Text section:
- - - - -

Torque and angular accelerationfinding coeff. of friction

[offbeatjumi]

Homework Statement

The problem states: grindstone in shape of solid disk with diameter .52m and mass 52 kg rotates at 850 rev/min. You press an ax against the rim with normal force 160 N and grindstone comes to rest in 7.5 s. Find coefficient of friction between ax and grindstone.

Homework Equations

The sum of all torques t = I*alpha (angular accel). = alpha*mass*radius^2
avg.angular.accel = (change in angular velocity)/(change in time)
850 rpm = 89 rad/s

The Attempt at a Solution

Using Newton's second law I get the sum of external forces = m*a(tangential) = m*r*alpha = (mu)_k*n
(mu)_k = (mass*radius*alpha)/n = 0.964

The answer in the book is half of the answer I got, 0.482. Where did I miss this? Thanks so much =)

 

[godtripp]

Easy, it seems like your moment of inertia is wrong. If I'm not mistaken you're currently using I=MR^2. Which is the moment of inertia for a thin hoop, not a disk.

A disk has the moment of inertia I= (MR^2)/2... half of what you're using =)

 

[offbeatjumi]

Thanks, that was a silly mistake.
I feel completely stupid asking this now but i returned to the question and I don't see how I was using moment of inertia to answer my question.
It just seems that what I did was solve for ang.accel by taking the change in ang.vel. over change in time to get 11.87 rad/s. Then I equated the sum of ext.forces = f(k) = ma(tangential) = m*r*ang.accel.
since f(k) = mu_k*n... so mu_k = (m*r*ang.accel)/n .
Thank you so much, I'm just having a massive mental block.

 

[godtripp]

Don't worry about it, angular momentum can be a hard concept but I recommend working hard at it. It will come a lot in physics from now on =)

- - - - -

In the grindstone friction thread, what moment of inertia does the reply give for a disk?

Data section:
- - - - -

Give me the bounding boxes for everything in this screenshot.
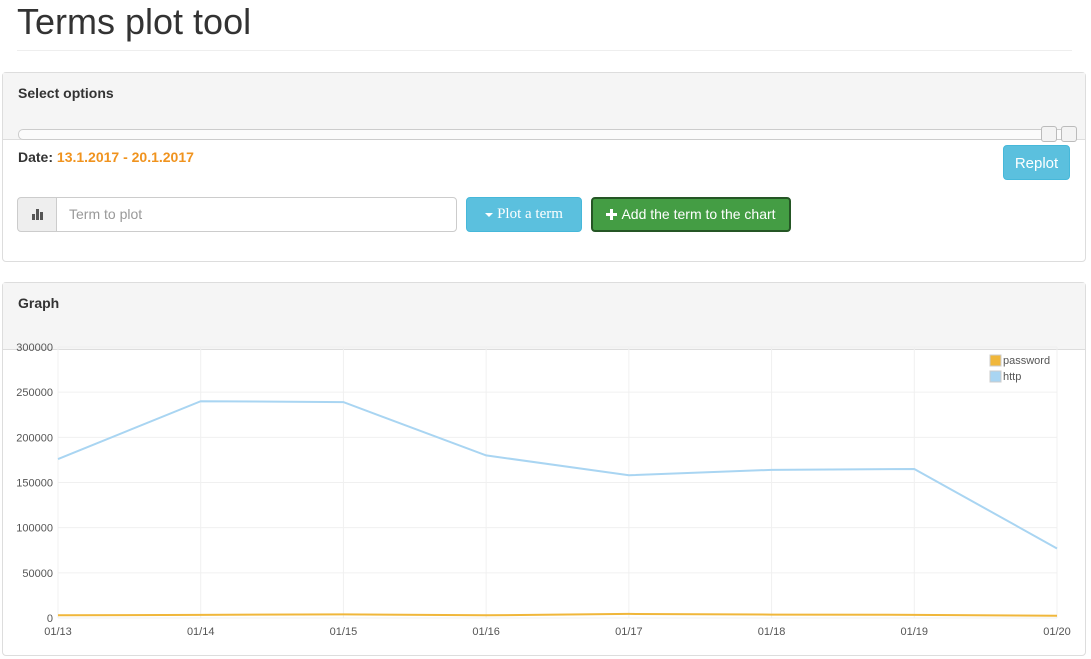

- - - - -

Solution: I = (MR^2)/2, which is half of the thin-hoop value MR^2.